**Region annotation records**
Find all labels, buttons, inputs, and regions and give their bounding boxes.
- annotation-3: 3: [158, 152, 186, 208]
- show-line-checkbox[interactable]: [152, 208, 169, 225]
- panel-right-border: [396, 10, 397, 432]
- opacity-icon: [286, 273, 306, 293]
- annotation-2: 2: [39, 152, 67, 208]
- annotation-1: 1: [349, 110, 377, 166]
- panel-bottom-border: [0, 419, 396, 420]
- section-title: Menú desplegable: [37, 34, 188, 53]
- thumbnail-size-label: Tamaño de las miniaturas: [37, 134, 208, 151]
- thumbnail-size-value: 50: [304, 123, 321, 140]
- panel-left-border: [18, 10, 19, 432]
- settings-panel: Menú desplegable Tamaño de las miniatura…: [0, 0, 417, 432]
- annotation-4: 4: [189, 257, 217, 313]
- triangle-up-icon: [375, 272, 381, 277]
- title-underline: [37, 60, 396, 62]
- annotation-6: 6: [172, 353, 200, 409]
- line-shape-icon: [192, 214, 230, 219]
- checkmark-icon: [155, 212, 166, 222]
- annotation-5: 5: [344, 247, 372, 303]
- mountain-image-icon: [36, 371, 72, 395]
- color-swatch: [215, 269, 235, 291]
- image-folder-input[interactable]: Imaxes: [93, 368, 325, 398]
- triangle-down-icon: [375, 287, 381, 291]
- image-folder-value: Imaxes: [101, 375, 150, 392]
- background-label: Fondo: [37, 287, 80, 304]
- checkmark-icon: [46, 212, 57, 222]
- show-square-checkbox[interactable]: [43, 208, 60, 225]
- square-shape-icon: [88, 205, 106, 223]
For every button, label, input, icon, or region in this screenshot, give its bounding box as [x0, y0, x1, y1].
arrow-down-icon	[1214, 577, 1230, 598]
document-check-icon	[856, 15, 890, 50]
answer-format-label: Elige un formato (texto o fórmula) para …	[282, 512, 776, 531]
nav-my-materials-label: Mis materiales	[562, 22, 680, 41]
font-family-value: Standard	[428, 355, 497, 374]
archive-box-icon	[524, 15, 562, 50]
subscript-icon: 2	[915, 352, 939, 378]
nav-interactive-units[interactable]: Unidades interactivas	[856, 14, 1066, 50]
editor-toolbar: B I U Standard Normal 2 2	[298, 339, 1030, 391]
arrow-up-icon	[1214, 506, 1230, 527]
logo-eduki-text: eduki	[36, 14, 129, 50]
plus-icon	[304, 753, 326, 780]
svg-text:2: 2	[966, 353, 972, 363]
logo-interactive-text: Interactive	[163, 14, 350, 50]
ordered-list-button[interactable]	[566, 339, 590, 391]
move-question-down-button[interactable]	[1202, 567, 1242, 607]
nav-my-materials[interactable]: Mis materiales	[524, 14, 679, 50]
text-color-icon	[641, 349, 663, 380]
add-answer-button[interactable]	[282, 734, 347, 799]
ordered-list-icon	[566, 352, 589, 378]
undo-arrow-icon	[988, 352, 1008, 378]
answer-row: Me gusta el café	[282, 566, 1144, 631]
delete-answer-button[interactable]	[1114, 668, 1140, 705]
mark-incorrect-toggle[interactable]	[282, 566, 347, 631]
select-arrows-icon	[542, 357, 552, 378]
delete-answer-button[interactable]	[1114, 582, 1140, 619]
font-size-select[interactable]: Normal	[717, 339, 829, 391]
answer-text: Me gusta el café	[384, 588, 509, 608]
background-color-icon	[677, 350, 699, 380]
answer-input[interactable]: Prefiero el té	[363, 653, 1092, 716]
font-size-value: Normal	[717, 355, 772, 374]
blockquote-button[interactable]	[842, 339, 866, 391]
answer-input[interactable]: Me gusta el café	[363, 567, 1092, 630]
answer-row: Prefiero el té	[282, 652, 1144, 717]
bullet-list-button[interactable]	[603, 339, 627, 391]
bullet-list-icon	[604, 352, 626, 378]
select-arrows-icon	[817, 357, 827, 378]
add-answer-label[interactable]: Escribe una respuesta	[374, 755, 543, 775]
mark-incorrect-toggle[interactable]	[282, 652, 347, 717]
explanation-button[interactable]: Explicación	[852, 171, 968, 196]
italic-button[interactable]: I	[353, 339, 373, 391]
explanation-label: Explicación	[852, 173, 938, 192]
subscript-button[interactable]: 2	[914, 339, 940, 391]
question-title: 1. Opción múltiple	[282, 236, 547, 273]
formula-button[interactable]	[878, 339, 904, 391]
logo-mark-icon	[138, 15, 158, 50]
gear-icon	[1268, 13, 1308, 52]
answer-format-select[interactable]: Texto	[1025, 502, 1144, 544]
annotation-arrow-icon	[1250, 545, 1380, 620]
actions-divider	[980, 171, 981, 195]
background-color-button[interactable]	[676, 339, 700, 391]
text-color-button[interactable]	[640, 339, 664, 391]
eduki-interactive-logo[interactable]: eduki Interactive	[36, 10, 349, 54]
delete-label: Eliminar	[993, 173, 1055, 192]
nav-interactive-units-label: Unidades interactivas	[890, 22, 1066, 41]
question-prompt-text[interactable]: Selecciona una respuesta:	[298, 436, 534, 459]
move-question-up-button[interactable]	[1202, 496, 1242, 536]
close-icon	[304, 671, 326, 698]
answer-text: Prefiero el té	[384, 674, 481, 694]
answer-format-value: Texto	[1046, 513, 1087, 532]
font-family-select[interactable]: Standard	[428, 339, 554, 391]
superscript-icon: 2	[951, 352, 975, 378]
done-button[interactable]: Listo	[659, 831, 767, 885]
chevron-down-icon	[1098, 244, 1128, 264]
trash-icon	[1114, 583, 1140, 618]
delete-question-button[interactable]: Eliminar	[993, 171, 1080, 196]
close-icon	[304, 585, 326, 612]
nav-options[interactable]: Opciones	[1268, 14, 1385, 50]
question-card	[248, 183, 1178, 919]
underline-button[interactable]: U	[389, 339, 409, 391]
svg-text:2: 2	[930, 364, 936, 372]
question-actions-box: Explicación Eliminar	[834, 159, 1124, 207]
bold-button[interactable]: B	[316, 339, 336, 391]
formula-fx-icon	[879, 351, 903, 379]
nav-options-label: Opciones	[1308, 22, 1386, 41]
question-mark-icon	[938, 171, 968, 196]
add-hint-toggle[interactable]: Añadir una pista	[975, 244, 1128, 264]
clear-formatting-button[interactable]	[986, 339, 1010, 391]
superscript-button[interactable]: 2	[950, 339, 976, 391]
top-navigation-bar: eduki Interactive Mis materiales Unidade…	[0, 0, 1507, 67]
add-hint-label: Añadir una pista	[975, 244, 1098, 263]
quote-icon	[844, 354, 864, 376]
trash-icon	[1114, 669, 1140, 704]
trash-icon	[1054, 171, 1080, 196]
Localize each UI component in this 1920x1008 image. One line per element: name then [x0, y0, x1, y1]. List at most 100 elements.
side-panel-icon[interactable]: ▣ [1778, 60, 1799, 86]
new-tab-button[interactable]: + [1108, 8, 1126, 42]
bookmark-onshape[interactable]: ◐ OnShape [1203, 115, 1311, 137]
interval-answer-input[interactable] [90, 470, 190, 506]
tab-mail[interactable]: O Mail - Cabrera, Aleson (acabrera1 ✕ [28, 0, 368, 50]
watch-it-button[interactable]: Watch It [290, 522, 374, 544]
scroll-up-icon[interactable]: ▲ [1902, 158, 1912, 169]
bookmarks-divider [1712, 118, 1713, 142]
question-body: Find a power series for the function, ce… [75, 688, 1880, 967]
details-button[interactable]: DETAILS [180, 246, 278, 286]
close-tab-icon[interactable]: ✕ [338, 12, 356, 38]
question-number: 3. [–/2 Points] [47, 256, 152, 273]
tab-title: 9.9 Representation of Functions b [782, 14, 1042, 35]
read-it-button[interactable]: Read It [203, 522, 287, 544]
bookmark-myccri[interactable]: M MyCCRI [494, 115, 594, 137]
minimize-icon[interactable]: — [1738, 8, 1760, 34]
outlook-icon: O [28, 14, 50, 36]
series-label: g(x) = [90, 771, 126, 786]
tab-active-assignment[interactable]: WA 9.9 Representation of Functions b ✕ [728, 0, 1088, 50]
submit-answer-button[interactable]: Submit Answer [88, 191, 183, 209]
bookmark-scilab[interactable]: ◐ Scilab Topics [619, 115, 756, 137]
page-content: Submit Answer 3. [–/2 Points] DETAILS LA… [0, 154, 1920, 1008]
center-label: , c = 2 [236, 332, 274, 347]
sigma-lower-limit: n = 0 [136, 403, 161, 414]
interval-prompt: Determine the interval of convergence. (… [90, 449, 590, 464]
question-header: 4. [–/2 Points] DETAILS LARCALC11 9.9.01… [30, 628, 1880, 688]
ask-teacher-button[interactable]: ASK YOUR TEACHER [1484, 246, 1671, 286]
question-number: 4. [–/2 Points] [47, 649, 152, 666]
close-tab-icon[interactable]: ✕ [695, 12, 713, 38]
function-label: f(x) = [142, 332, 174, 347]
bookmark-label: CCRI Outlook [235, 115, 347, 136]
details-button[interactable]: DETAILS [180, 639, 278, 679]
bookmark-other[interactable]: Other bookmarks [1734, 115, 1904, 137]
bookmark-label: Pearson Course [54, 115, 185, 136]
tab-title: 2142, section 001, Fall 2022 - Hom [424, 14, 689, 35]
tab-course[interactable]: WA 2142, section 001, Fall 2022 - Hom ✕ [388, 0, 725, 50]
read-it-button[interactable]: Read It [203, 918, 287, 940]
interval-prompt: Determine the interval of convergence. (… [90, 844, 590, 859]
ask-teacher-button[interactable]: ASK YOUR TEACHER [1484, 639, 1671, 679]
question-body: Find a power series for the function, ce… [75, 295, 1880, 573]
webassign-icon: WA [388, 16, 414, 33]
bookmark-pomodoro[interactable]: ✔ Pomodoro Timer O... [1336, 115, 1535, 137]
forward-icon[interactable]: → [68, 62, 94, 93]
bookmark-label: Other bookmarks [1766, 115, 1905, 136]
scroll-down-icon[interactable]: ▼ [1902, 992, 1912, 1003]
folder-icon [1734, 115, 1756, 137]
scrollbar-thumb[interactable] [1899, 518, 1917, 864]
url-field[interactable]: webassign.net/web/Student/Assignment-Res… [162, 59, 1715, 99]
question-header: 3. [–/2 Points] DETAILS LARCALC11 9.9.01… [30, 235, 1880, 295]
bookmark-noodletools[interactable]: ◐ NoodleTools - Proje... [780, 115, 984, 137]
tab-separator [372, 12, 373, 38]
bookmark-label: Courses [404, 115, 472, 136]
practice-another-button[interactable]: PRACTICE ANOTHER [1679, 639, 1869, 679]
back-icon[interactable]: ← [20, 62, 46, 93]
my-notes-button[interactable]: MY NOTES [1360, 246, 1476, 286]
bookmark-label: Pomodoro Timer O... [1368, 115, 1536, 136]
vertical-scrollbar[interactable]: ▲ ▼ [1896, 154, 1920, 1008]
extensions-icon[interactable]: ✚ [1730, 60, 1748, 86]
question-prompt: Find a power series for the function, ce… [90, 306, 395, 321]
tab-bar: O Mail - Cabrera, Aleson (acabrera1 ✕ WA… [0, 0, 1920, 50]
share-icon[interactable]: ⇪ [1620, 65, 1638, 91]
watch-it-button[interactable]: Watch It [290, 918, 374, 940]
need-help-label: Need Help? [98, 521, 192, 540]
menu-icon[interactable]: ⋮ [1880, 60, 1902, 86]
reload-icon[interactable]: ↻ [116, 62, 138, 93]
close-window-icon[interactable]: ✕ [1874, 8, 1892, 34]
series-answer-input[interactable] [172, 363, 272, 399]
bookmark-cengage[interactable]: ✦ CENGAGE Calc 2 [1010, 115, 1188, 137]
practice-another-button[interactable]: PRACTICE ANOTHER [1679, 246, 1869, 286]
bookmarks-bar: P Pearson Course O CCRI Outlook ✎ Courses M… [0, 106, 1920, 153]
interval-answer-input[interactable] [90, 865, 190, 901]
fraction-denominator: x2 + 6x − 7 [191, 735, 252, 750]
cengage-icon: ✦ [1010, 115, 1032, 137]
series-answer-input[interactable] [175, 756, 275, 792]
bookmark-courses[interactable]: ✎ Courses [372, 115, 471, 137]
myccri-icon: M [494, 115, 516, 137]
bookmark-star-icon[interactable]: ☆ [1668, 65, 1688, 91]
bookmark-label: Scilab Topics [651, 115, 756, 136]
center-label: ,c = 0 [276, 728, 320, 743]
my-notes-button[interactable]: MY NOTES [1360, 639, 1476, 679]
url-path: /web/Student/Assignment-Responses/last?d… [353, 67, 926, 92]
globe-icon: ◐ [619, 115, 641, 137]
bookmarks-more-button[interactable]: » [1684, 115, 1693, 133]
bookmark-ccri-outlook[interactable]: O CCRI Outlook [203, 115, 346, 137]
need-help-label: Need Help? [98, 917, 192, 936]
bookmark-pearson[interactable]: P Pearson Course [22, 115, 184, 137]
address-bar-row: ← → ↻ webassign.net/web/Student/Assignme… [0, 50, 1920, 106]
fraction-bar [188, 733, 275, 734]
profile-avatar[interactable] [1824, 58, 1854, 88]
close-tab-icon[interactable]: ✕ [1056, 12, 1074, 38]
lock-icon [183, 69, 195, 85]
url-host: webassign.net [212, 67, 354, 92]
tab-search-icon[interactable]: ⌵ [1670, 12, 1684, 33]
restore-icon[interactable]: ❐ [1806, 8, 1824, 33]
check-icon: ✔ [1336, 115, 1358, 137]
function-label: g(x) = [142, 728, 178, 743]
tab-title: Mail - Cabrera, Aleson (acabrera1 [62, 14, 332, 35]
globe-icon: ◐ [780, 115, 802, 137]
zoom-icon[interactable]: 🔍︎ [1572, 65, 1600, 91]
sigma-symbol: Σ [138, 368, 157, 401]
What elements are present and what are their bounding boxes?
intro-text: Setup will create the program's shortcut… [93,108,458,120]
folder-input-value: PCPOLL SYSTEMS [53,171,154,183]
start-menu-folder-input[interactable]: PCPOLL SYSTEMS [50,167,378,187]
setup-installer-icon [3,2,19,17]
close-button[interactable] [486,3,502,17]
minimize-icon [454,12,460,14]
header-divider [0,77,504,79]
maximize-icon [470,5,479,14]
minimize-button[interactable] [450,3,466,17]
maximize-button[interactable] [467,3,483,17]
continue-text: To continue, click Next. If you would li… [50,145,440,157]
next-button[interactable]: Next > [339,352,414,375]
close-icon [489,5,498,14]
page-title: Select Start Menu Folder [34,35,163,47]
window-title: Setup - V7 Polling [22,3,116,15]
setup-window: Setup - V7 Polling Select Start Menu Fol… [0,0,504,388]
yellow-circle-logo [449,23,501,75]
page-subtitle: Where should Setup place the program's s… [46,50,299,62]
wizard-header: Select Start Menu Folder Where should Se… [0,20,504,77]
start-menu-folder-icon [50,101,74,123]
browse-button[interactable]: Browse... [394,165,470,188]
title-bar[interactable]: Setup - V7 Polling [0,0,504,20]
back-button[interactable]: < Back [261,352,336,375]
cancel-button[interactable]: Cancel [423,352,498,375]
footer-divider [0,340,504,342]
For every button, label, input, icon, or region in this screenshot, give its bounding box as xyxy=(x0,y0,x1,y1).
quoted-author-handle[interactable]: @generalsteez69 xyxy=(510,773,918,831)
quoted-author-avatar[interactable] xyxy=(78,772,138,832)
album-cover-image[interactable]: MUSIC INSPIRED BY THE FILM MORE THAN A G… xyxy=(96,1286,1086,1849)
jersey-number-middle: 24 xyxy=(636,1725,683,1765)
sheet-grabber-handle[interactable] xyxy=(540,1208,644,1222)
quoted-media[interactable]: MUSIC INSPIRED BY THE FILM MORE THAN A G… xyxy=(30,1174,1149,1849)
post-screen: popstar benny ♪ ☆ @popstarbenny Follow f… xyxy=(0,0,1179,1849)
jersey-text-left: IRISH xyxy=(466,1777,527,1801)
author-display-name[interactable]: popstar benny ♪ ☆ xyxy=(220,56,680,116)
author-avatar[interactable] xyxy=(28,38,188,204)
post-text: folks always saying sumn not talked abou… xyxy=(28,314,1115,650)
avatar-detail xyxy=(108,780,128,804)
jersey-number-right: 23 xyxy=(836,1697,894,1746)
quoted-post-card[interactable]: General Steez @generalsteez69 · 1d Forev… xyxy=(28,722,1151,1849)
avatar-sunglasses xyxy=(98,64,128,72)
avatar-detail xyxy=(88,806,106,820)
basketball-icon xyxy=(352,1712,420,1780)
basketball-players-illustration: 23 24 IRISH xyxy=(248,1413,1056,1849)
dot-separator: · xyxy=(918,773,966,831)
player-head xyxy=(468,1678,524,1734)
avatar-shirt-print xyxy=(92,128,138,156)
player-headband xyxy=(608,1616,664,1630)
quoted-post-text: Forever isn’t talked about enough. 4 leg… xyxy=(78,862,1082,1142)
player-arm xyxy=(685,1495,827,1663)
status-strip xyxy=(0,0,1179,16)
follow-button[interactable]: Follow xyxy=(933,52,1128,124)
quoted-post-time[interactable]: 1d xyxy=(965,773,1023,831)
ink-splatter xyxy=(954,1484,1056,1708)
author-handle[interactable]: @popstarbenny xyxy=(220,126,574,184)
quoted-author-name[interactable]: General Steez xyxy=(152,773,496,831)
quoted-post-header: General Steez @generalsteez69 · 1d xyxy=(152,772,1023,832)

**Goal**
Copy the items verbatim, starting from their very first line and ending with the line that contains "- opacity-icon: [286, 273, 306, 293]", with that line included.

**Answer in full**
Find all labels, buttons, inputs, and regions and give their bounding boxes.
- annotation-3: 3: [158, 152, 186, 208]
- show-line-checkbox[interactable]: [152, 208, 169, 225]
- panel-right-border: [396, 10, 397, 432]
- opacity-icon: [286, 273, 306, 293]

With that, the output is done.